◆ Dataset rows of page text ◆
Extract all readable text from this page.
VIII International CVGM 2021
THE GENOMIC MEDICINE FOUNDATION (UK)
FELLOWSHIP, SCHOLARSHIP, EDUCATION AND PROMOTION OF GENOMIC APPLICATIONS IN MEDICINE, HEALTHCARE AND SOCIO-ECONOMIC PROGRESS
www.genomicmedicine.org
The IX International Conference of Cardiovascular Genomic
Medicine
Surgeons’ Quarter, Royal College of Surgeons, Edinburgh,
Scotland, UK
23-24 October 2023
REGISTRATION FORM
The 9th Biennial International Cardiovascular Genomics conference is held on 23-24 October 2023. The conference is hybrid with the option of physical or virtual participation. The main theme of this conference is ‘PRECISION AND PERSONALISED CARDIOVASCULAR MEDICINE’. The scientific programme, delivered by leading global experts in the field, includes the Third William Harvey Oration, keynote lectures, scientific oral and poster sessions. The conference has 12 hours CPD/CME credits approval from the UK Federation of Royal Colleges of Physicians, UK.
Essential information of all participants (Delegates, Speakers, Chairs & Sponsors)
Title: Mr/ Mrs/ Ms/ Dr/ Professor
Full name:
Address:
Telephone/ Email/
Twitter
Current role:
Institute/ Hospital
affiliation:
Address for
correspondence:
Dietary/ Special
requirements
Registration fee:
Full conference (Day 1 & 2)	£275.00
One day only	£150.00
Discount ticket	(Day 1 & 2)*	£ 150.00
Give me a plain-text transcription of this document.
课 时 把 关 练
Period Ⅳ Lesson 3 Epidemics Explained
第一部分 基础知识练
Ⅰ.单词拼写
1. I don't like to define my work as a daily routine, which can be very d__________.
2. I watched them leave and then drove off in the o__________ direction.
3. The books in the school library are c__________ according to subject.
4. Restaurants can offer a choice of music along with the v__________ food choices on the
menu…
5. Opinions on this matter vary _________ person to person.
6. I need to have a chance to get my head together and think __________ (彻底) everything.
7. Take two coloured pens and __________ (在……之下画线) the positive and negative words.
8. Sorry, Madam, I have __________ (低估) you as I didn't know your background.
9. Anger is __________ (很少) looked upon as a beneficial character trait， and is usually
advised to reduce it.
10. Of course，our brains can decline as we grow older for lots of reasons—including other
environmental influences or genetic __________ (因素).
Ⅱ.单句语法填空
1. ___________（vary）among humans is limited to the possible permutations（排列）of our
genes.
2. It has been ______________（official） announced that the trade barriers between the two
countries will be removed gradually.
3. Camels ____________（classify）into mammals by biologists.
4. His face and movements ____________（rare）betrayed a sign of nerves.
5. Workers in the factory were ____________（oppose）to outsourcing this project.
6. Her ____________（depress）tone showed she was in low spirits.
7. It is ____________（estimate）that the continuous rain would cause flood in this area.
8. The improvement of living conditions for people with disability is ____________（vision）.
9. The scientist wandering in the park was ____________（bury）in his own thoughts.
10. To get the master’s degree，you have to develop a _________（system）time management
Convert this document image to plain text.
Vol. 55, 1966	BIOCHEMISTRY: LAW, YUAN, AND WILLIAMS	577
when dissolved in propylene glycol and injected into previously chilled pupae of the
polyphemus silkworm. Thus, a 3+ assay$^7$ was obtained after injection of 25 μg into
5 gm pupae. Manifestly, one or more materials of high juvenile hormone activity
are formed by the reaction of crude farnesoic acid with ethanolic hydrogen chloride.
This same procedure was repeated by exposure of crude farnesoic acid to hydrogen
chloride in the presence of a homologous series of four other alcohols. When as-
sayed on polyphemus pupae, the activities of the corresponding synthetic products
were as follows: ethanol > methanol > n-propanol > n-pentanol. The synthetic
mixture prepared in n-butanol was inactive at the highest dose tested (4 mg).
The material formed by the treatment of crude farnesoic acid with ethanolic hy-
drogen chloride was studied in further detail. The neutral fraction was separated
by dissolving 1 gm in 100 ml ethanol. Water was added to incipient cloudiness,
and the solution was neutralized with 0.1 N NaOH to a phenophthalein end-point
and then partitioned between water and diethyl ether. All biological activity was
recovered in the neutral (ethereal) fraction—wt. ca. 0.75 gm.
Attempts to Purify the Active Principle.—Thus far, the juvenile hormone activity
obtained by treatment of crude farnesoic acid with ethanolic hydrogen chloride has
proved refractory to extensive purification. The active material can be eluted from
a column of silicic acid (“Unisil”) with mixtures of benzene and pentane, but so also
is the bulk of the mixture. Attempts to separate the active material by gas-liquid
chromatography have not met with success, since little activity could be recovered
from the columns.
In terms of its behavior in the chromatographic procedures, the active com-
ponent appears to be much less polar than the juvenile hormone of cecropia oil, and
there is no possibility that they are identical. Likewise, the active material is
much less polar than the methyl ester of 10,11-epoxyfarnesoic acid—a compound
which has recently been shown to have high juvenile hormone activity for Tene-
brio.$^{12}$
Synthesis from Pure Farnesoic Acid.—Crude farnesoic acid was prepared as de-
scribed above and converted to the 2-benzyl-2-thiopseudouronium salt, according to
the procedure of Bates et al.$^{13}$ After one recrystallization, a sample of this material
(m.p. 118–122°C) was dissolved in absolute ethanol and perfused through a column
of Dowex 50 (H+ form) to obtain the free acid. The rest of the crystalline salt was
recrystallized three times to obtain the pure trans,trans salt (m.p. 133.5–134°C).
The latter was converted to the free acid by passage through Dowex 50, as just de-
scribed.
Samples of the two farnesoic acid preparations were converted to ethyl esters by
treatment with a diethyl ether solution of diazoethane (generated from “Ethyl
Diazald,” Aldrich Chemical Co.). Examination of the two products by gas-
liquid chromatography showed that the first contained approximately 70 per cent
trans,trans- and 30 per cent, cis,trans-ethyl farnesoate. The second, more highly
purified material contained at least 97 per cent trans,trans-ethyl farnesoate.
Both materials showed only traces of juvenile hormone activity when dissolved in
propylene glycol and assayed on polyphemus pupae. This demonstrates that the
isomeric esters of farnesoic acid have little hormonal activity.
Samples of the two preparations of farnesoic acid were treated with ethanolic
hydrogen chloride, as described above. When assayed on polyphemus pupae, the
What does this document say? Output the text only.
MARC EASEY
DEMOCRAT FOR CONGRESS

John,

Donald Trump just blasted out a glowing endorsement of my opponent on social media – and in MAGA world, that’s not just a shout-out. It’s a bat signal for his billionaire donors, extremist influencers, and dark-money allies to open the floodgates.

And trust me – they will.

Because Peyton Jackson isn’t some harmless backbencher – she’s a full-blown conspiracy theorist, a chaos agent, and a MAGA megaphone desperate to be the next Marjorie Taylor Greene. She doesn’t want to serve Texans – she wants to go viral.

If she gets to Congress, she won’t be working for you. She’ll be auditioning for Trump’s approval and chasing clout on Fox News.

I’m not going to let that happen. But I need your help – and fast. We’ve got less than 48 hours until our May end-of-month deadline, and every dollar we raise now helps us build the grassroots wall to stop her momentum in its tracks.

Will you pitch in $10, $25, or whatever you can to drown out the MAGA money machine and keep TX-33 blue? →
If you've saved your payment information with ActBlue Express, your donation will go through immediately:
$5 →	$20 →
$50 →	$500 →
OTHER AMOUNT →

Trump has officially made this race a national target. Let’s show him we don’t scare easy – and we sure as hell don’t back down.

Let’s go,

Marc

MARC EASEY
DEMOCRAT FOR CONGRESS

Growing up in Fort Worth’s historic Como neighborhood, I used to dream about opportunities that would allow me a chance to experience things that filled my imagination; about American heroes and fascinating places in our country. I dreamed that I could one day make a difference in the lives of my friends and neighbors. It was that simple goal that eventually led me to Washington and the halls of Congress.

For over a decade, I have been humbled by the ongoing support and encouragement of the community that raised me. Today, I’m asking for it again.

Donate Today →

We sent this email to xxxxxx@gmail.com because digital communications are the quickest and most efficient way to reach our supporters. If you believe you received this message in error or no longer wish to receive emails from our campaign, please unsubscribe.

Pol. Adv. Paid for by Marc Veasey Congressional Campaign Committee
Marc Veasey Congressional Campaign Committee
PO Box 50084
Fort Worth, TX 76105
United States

◆ WHAT THE TASK REQUIRES ◆
Using the records above, copy each line that contains "then".

◆ RESPONSE BOX ◆
2. I watched them leave and then drove off in the o__________ direction.
and then partitioned between water and diethyl ether. All biological activity was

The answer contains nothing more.